-- start of RECORD SET --
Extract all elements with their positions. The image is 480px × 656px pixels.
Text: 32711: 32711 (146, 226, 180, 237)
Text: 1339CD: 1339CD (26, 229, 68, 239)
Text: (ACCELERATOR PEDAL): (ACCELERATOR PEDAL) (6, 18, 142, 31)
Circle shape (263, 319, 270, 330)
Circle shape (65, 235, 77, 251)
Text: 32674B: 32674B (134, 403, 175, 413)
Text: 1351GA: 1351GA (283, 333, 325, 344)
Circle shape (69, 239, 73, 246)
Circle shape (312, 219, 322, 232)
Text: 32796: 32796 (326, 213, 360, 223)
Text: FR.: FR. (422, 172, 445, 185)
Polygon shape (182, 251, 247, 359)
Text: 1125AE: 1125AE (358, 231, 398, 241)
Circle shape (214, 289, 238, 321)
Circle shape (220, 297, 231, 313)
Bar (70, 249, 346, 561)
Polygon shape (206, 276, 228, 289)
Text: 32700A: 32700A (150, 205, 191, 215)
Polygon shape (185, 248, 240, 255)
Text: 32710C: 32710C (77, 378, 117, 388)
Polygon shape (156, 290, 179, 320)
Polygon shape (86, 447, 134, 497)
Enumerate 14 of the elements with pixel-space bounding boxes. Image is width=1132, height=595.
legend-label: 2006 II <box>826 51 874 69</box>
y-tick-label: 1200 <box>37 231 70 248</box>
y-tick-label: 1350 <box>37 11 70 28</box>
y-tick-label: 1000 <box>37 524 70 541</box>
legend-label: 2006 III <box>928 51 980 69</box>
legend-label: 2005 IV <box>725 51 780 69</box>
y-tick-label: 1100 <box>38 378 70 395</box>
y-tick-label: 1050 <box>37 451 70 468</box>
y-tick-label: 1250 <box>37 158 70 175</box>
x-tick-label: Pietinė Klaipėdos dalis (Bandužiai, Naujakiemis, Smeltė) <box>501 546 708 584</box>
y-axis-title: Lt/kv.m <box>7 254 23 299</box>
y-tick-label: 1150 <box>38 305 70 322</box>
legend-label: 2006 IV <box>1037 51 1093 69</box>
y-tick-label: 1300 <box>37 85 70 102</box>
-- end of RECORD SET --
▶ **DESCRIPTION OF THE TASK**
Write out every line of the items above word for word, with nothing changed or left out.

▶ **RESULT BELOW**
Extract all elements with their positions. The image is 480px × 656px pixels.
Text: 32711: 32711 (146, 226, 180, 237)
Text: 1339CD: 1339CD (26, 229, 68, 239)
Text: (ACCELERATOR PEDAL): (ACCELERATOR PEDAL) (6, 18, 142, 31)
Circle shape (263, 319, 270, 330)
Circle shape (65, 235, 77, 251)
Text: 32674B: 32674B (134, 403, 175, 413)
Text: 1351GA: 1351GA (283, 333, 325, 344)
Circle shape (69, 239, 73, 246)
Circle shape (312, 219, 322, 232)
Text: 32796: 32796 (326, 213, 360, 223)
Text: FR.: FR. (422, 172, 445, 185)
Polygon shape (182, 251, 247, 359)
Text: 1125AE: 1125AE (358, 231, 398, 241)
Circle shape (214, 289, 238, 321)
Circle shape (220, 297, 231, 313)
Bar (70, 249, 346, 561)
Polygon shape (206, 276, 228, 289)
Text: 32700A: 32700A (150, 205, 191, 215)
Polygon shape (185, 248, 240, 255)
Text: 32710C: 32710C (77, 378, 117, 388)
Polygon shape (156, 290, 179, 320)
Polygon shape (86, 447, 134, 497)
Enumerate 14 of the elements with pixel-space bounding boxes. Image is width=1132, height=595.
legend-label: 2006 II <box>826 51 874 69</box>
y-tick-label: 1200 <box>37 231 70 248</box>
y-tick-label: 1350 <box>37 11 70 28</box>
y-tick-label: 1000 <box>37 524 70 541</box>
legend-label: 2006 III <box>928 51 980 69</box>
legend-label: 2005 IV <box>725 51 780 69</box>
y-tick-label: 1100 <box>38 378 70 395</box>
y-tick-label: 1050 <box>37 451 70 468</box>
y-tick-label: 1250 <box>37 158 70 175</box>
x-tick-label: Pietinė Klaipėdos dalis (Bandužiai, Naujakiemis, Smeltė) <box>501 546 708 584</box>
y-axis-title: Lt/kv.m <box>7 254 23 299</box>
y-tick-label: 1150 <box>38 305 70 322</box>
legend-label: 2006 IV <box>1037 51 1093 69</box>
y-tick-label: 1300 <box>37 85 70 102</box>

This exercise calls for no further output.